------ Excerpted data ------

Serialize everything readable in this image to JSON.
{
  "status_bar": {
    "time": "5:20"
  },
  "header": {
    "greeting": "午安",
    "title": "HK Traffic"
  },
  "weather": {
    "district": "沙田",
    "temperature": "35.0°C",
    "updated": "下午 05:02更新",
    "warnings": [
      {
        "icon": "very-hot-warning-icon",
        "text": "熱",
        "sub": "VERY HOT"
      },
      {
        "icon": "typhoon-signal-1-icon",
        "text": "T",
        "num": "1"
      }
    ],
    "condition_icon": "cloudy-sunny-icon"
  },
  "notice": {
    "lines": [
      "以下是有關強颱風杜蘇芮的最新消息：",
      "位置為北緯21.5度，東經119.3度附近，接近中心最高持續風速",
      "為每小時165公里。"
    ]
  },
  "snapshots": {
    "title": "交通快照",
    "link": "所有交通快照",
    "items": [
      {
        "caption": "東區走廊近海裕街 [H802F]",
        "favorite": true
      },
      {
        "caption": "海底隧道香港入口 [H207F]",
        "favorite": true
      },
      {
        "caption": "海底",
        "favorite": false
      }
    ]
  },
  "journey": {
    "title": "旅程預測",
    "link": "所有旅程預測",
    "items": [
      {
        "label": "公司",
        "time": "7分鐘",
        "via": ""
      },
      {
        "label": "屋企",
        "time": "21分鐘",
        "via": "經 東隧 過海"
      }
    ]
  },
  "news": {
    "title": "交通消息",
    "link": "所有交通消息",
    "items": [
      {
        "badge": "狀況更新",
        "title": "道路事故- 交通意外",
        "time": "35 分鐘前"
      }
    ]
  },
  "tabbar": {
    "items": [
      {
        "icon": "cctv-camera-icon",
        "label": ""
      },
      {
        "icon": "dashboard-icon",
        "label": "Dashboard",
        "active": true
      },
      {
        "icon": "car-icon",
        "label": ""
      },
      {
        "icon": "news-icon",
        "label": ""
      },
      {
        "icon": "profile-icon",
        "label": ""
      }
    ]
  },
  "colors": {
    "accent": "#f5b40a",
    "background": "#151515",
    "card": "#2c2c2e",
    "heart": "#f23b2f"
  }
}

------

## Exercise goal
Transcribe all entries exactly as they are given.

## Problem solution
Serialize everything readable in this image to JSON.
{
  "status_bar": {
    "time": "5:20"
  },
  "header": {
    "greeting": "午安",
    "title": "HK Traffic"
  },
  "weather": {
    "district": "沙田",
    "temperature": "35.0°C",
    "updated": "下午 05:02更新",
    "warnings": [
      {
        "icon": "very-hot-warning-icon",
        "text": "熱",
        "sub": "VERY HOT"
      },
      {
        "icon": "typhoon-signal-1-icon",
        "text": "T",
        "num": "1"
      }
    ],
    "condition_icon": "cloudy-sunny-icon"
  },
  "notice": {
    "lines": [
      "以下是有關強颱風杜蘇芮的最新消息：",
      "位置為北緯21.5度，東經119.3度附近，接近中心最高持續風速",
      "為每小時165公里。"
    ]
  },
  "snapshots": {
    "title": "交通快照",
    "link": "所有交通快照",
    "items": [
      {
        "caption": "東區走廊近海裕街 [H802F]",
        "favorite": true
      },
      {
        "caption": "海底隧道香港入口 [H207F]",
        "favorite": true
      },
      {
        "caption": "海底",
        "favorite": false
      }
    ]
  },
  "journey": {
    "title": "旅程預測",
    "link": "所有旅程預測",
    "items": [
      {
        "label": "公司",
        "time": "7分鐘",
        "via": ""
      },
      {
        "label": "屋企",
        "time": "21分鐘",
        "via": "經 東隧 過海"
      }
    ]
  },
  "news": {
    "title": "交通消息",
    "link": "所有交通消息",
    "items": [
      {
        "badge": "狀況更新",
        "title": "道路事故- 交通意外",
        "time": "35 分鐘前"
      }
    ]
  },
  "tabbar": {
    "items": [
      {
        "icon": "cctv-camera-icon",
        "label": ""
      },
      {
        "icon": "dashboard-icon",
        "label": "Dashboard",
        "active": true
      },
      {
        "icon": "car-icon",
        "label": ""
      },
      {
        "icon": "news-icon",
        "label": ""
      },
      {
        "icon": "profile-icon",
        "label": ""
      }
    ]
  },
  "colors": {
    "accent": "#f5b40a",
    "background": "#151515",
    "card": "#2c2c2e",
    "heart": "#f23b2f"
  }
}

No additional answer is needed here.